● Entries supplied
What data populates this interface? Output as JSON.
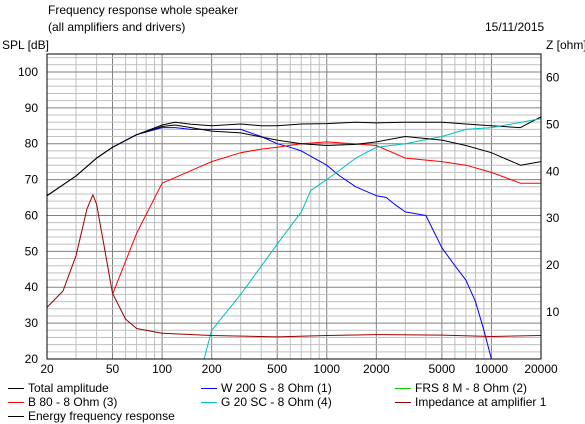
{
  "header": {
    "title": "Frequency response whole speaker",
    "subtitle": "(all amplifiers and drivers)",
    "date": "15/11/2015"
  },
  "chart_data": {
    "type": "line",
    "title": "Frequency response whole speaker",
    "subtitle": "(all amplifiers and drivers)",
    "xlabel": "",
    "ylabel": "SPL [dB]",
    "y2label": "Z [ohm]",
    "x_scale": "log",
    "xlim": [
      20,
      20000
    ],
    "ylim": [
      20,
      105
    ],
    "y2lim": [
      0,
      65
    ],
    "x_ticks": [
      20,
      50,
      100,
      200,
      500,
      1000,
      2000,
      5000,
      10000,
      20000
    ],
    "x_tick_labels": [
      "20",
      "50",
      "100",
      "200",
      "500",
      "1000",
      "2000",
      "5000",
      "10000",
      "20000"
    ],
    "y_ticks": [
      20,
      30,
      40,
      50,
      60,
      70,
      80,
      90,
      100
    ],
    "y_tick_labels": [
      "20",
      "30",
      "40",
      "50",
      "60",
      "70",
      "80",
      "90",
      "100"
    ],
    "y2_ticks": [
      10,
      20,
      30,
      40,
      50,
      60
    ],
    "y2_tick_labels": [
      "10",
      "20",
      "30",
      "40",
      "50",
      "60"
    ],
    "grid": true,
    "legend_position": "bottom",
    "series": [
      {
        "name": "Total amplitude",
        "axis": "left",
        "color": "#000000",
        "x": [
          20,
          30,
          40,
          50,
          70,
          100,
          120,
          150,
          200,
          300,
          400,
          500,
          700,
          1000,
          1500,
          2000,
          3000,
          5000,
          7000,
          10000,
          15000,
          20000
        ],
        "y": [
          65.5,
          71,
          76,
          79,
          82.5,
          85.2,
          86,
          85.4,
          85,
          85.5,
          85,
          85,
          85.5,
          85.6,
          86,
          85.8,
          86,
          86,
          85.5,
          85,
          84.5,
          87.5
        ]
      },
      {
        "name": "W 200 S - 8 Ohm (1)",
        "axis": "left",
        "color": "#0000ff",
        "x": [
          50,
          70,
          100,
          120,
          150,
          200,
          300,
          400,
          500,
          600,
          700,
          800,
          1000,
          1200,
          1500,
          2000,
          2300,
          2600,
          3000,
          4000,
          5000,
          6000,
          7000,
          8000,
          9000,
          10000,
          20000
        ],
        "y": [
          79,
          82.5,
          84.5,
          84.5,
          84,
          84,
          84,
          82,
          80,
          79,
          78,
          76.5,
          74,
          71,
          68,
          65.5,
          65,
          63,
          61,
          60,
          51,
          46,
          42,
          36,
          28,
          20,
          20
        ]
      },
      {
        "name": "FRS 8 M - 8 Ohm (2)",
        "axis": "left",
        "color": "#00cc00",
        "x": [
          20,
          20000
        ],
        "y": [
          20,
          20
        ]
      },
      {
        "name": "B 80 - 8 Ohm (3)",
        "axis": "left",
        "color": "#ff0000",
        "x": [
          50,
          70,
          100,
          150,
          200,
          300,
          400,
          500,
          700,
          1000,
          2000,
          3000,
          5000,
          7000,
          10000,
          15000,
          20000
        ],
        "y": [
          38,
          55,
          69,
          72.5,
          75,
          77.5,
          78.5,
          79,
          80,
          80.5,
          79.5,
          76,
          75,
          74,
          72,
          69,
          69
        ]
      },
      {
        "name": "G 20 SC - 8 Ohm (4)",
        "axis": "left",
        "color": "#00c0c0",
        "x": [
          180,
          200,
          300,
          500,
          700,
          800,
          1000,
          1500,
          2000,
          3000,
          5000,
          7000,
          10000,
          20000
        ],
        "y": [
          20,
          28,
          38,
          52,
          61,
          67,
          70,
          76,
          79,
          80,
          82,
          84,
          84.5,
          87
        ]
      },
      {
        "name": "Impedance at amplifier 1",
        "axis": "right",
        "color": "#990000",
        "x": [
          20,
          25,
          30,
          35,
          38,
          40,
          45,
          50,
          60,
          70,
          100,
          200,
          500,
          1000,
          2000,
          5000,
          10000,
          20000
        ],
        "y": [
          11,
          14.5,
          22,
          32,
          35,
          33,
          23,
          14,
          8.5,
          6.5,
          5.5,
          5,
          4.7,
          5,
          5.2,
          5.1,
          4.8,
          5
        ]
      },
      {
        "name": "Energy frequency response",
        "axis": "left",
        "color": "#000000",
        "x": [
          20,
          30,
          40,
          50,
          70,
          100,
          120,
          150,
          200,
          300,
          500,
          700,
          1000,
          1500,
          2000,
          3000,
          5000,
          7000,
          10000,
          15000,
          20000
        ],
        "y": [
          65.5,
          71,
          76,
          79,
          82.5,
          84.8,
          85.2,
          84.5,
          83.5,
          83,
          81,
          80,
          79.5,
          79.8,
          80.5,
          82,
          81,
          79.5,
          77.5,
          74,
          75
        ]
      }
    ]
  }
}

● Task
All of the data above should be quoted exactly, except for the pictures.

● Result for this exercise
What data populates this interface? Output as JSON.
{
  "header": {
    "title": "Frequency response whole speaker",
    "subtitle": "(all amplifiers and drivers)",
    "date": "15/11/2015"
  },
  "chart_data": {
    "type": "line",
    "title": "Frequency response whole speaker",
    "subtitle": "(all amplifiers and drivers)",
    "xlabel": "",
    "ylabel": "SPL [dB]",
    "y2label": "Z [ohm]",
    "x_scale": "log",
    "xlim": [
      20,
      20000
    ],
    "ylim": [
      20,
      105
    ],
    "y2lim": [
      0,
      65
    ],
    "x_ticks": [
      20,
      50,
      100,
      200,
      500,
      1000,
      2000,
      5000,
      10000,
      20000
    ],
    "x_tick_labels": [
      "20",
      "50",
      "100",
      "200",
      "500",
      "1000",
      "2000",
      "5000",
      "10000",
      "20000"
    ],
    "y_ticks": [
      20,
      30,
      40,
      50,
      60,
      70,
      80,
      90,
      100
    ],
    "y_tick_labels": [
      "20",
      "30",
      "40",
      "50",
      "60",
      "70",
      "80",
      "90",
      "100"
    ],
    "y2_ticks": [
      10,
      20,
      30,
      40,
      50,
      60
    ],
    "y2_tick_labels": [
      "10",
      "20",
      "30",
      "40",
      "50",
      "60"
    ],
    "grid": true,
    "legend_position": "bottom",
    "series": [
      {
        "name": "Total amplitude",
        "axis": "left",
        "color": "#000000",
        "x": [
          20,
          30,
          40,
          50,
          70,
          100,
          120,
          150,
          200,
          300,
          400,
          500,
          700,
          1000,
          1500,
          2000,
          3000,
          5000,
          7000,
          10000,
          15000,
          20000
        ],
        "y": [
          65.5,
          71,
          76,
          79,
          82.5,
          85.2,
          86,
          85.4,
          85,
          85.5,
          85,
          85,
          85.5,
          85.6,
          86,
          85.8,
          86,
          86,
          85.5,
          85,
          84.5,
          87.5
        ]
      },
      {
        "name": "W 200 S - 8 Ohm (1)",
        "axis": "left",
        "color": "#0000ff",
        "x": [
          50,
          70,
          100,
          120,
          150,
          200,
          300,
          400,
          500,
          600,
          700,
          800,
          1000,
          1200,
          1500,
          2000,
          2300,
          2600,
          3000,
          4000,
          5000,
          6000,
          7000,
          8000,
          9000,
          10000,
          20000
        ],
        "y": [
          79,
          82.5,
          84.5,
          84.5,
          84,
          84,
          84,
          82,
          80,
          79,
          78,
          76.5,
          74,
          71,
          68,
          65.5,
          65,
          63,
          61,
          60,
          51,
          46,
          42,
          36,
          28,
          20,
          20
        ]
      },
      {
        "name": "FRS 8 M - 8 Ohm (2)",
        "axis": "left",
        "color": "#00cc00",
        "x": [
          20,
          20000
        ],
        "y": [
          20,
          20
        ]
      },
      {
        "name": "B 80 - 8 Ohm (3)",
        "axis": "left",
        "color": "#ff0000",
        "x": [
          50,
          70,
          100,
          150,
          200,
          300,
          400,
          500,
          700,
          1000,
          2000,
          3000,
          5000,
          7000,
          10000,
          15000,
          20000
        ],
        "y": [
          38,
          55,
          69,
          72.5,
          75,
          77.5,
          78.5,
          79,
          80,
          80.5,
          79.5,
          76,
          75,
          74,
          72,
          69,
          69
        ]
      },
      {
        "name": "G 20 SC - 8 Ohm (4)",
        "axis": "left",
        "color": "#00c0c0",
        "x": [
          180,
          200,
          300,
          500,
          700,
          800,
          1000,
          1500,
          2000,
          3000,
          5000,
          7000,
          10000,
          20000
        ],
        "y": [
          20,
          28,
          38,
          52,
          61,
          67,
          70,
          76,
          79,
          80,
          82,
          84,
          84.5,
          87
        ]
      },
      {
        "name": "Impedance at amplifier 1",
        "axis": "right",
        "color": "#990000",
        "x": [
          20,
          25,
          30,
          35,
          38,
          40,
          45,
          50,
          60,
          70,
          100,
          200,
          500,
          1000,
          2000,
          5000,
          10000,
          20000
        ],
        "y": [
          11,
          14.5,
          22,
          32,
          35,
          33,
          23,
          14,
          8.5,
          6.5,
          5.5,
          5,
          4.7,
          5,
          5.2,
          5.1,
          4.8,
          5
        ]
      },
      {
        "name": "Energy frequency response",
        "axis": "left",
        "color": "#000000",
        "x": [
          20,
          30,
          40,
          50,
          70,
          100,
          120,
          150,
          200,
          300,
          500,
          700,
          1000,
          1500,
          2000,
          3000,
          5000,
          7000,
          10000,
          15000,
          20000
        ],
        "y": [
          65.5,
          71,
          76,
          79,
          82.5,
          84.8,
          85.2,
          84.5,
          83.5,
          83,
          81,
          80,
          79.5,
          79.8,
          80.5,
          82,
          81,
          79.5,
          77.5,
          74,
          75
        ]
      }
    ]
  }
}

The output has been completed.